::: Extrait fourni :::

Participant aux mêmes appels d'offres que Colt Telecom autour
de l'hébergement, le constat d'IX Europe est le même
concernant les nouvelles priorités des clients. "Le
critère numéro un est aujourd'hui la pérennité,
devant le prix", affirme Bruno Paolini. "La situation
nous permet maintenant d'être clair par rapport au client.
[...] De notre côté tout va bien. Nous avons il y a
peu signé un partenariat avec RWE, l'équivalent d'EDF
en Allemagne (avec un financement de 7,3 millions d'euros à
la clef, ndlr) afin de récupérer de l'énergie
à moindre coût. Nous sommes Ebitda positif et nous
sommes financés au delà du premier trimestre 2003."
A propos de prix, tant mieux si les clients sont moins regardants
car selon Bruno Paolini, ils "ne vont pas baisser mais remonter",
du moins en ce qui concerne la location d'espace dans les centres.

::: Entrées listées :::

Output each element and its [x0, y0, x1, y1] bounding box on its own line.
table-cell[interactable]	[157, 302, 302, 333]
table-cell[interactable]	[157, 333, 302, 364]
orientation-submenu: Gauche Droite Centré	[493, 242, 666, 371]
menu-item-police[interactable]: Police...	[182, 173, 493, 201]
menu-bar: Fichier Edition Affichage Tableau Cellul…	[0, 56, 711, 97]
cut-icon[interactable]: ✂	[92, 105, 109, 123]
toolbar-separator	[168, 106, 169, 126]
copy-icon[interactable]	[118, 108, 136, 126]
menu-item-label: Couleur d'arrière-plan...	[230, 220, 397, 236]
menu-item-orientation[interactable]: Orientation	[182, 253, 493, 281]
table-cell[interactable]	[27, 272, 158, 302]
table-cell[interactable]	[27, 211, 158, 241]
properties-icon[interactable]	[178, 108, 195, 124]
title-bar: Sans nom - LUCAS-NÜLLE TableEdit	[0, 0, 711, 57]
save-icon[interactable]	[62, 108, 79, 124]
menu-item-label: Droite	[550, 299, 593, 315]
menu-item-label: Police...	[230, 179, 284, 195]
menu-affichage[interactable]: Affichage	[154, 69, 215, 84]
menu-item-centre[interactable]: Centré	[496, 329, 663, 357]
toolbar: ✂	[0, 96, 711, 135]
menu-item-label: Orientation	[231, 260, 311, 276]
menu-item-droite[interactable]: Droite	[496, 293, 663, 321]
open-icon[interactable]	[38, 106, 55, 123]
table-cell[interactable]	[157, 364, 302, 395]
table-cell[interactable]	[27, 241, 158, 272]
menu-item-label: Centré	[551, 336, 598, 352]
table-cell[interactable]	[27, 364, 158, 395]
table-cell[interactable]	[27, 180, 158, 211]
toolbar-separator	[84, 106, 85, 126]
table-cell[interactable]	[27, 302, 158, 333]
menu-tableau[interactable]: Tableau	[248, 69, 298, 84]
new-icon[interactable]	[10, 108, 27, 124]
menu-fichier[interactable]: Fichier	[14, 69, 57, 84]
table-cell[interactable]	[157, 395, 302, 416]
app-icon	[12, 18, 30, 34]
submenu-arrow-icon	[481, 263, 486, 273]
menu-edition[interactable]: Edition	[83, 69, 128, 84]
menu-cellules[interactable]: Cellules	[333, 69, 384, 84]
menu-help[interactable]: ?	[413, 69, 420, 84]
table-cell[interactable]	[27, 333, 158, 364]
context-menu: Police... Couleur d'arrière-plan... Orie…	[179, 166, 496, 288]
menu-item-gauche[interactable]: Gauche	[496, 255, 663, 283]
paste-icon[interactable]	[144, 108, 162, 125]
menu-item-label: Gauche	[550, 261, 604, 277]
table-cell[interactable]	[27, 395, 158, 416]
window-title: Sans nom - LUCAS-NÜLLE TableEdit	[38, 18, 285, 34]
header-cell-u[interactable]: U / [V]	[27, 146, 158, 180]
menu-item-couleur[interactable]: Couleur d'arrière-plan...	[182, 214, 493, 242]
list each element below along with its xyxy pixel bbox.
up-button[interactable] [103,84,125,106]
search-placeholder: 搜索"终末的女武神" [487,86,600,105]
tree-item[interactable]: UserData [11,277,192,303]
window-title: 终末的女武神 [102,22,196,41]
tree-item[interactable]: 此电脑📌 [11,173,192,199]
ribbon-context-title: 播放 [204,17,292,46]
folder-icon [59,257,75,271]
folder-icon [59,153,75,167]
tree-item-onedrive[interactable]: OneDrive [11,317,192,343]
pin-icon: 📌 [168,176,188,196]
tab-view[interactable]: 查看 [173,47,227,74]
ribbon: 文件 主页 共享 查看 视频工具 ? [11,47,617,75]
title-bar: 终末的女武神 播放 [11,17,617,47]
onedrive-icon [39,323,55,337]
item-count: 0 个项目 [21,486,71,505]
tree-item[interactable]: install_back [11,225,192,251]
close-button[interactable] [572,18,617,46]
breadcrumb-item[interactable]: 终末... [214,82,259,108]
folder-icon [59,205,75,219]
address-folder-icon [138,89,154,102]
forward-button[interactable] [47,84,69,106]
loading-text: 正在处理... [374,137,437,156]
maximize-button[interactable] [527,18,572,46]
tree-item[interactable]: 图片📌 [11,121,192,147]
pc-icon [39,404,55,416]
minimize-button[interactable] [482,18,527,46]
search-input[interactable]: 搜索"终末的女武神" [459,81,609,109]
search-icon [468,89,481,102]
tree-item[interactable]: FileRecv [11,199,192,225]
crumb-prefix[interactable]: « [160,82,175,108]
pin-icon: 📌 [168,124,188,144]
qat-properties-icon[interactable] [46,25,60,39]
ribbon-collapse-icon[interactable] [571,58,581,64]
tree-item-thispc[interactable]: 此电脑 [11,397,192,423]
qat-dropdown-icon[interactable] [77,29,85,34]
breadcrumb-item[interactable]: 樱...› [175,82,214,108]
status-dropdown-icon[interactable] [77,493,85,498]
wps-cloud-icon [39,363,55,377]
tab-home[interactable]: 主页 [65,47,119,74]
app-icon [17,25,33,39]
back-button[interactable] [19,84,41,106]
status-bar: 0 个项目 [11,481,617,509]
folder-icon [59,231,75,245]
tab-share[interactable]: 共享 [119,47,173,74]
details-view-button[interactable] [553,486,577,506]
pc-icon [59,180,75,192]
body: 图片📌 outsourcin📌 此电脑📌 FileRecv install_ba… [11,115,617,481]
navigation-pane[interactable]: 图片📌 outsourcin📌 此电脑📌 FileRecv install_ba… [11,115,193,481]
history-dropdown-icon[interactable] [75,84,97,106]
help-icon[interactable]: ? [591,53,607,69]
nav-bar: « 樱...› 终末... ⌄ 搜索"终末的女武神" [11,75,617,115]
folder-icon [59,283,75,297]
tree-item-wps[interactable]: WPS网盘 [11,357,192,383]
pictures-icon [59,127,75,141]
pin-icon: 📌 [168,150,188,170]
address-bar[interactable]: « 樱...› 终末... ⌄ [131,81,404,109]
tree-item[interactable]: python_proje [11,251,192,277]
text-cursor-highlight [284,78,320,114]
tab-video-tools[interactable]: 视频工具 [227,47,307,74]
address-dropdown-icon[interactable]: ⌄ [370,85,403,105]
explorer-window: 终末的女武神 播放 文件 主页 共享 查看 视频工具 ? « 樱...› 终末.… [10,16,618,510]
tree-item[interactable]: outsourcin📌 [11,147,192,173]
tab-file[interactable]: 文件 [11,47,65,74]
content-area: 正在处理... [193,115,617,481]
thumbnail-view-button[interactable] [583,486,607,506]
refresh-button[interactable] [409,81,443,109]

:::

• **À vous**
Recopiez intégralement l'extrait sur IX Europe, sans y changer un mot.

• **Réponse attendue**
Participant aux mêmes appels d'offres que Colt Telecom autour
de l'hébergement, le constat d'IX Europe est le même
concernant les nouvelles priorités des clients. "Le
critère numéro un est aujourd'hui la pérennité,
devant le prix", affirme Bruno Paolini. "La situation
nous permet maintenant d'être clair par rapport au client.
[...] De notre côté tout va bien. Nous avons il y a
peu signé un partenariat avec RWE, l'équivalent d'EDF
en Allemagne (avec un financement de 7,3 millions d'euros à
la clef, ndlr) afin de récupérer de l'énergie
à moindre coût. Nous sommes Ebitda positif et nous
sommes financés au delà du premier trimestre 2003."
A propos de prix, tant mieux si les clients sont moins regardants
car selon Bruno Paolini, ils "ne vont pas baisser mais remonter",
du moins en ce qui concerne la location d'espace dans les centres.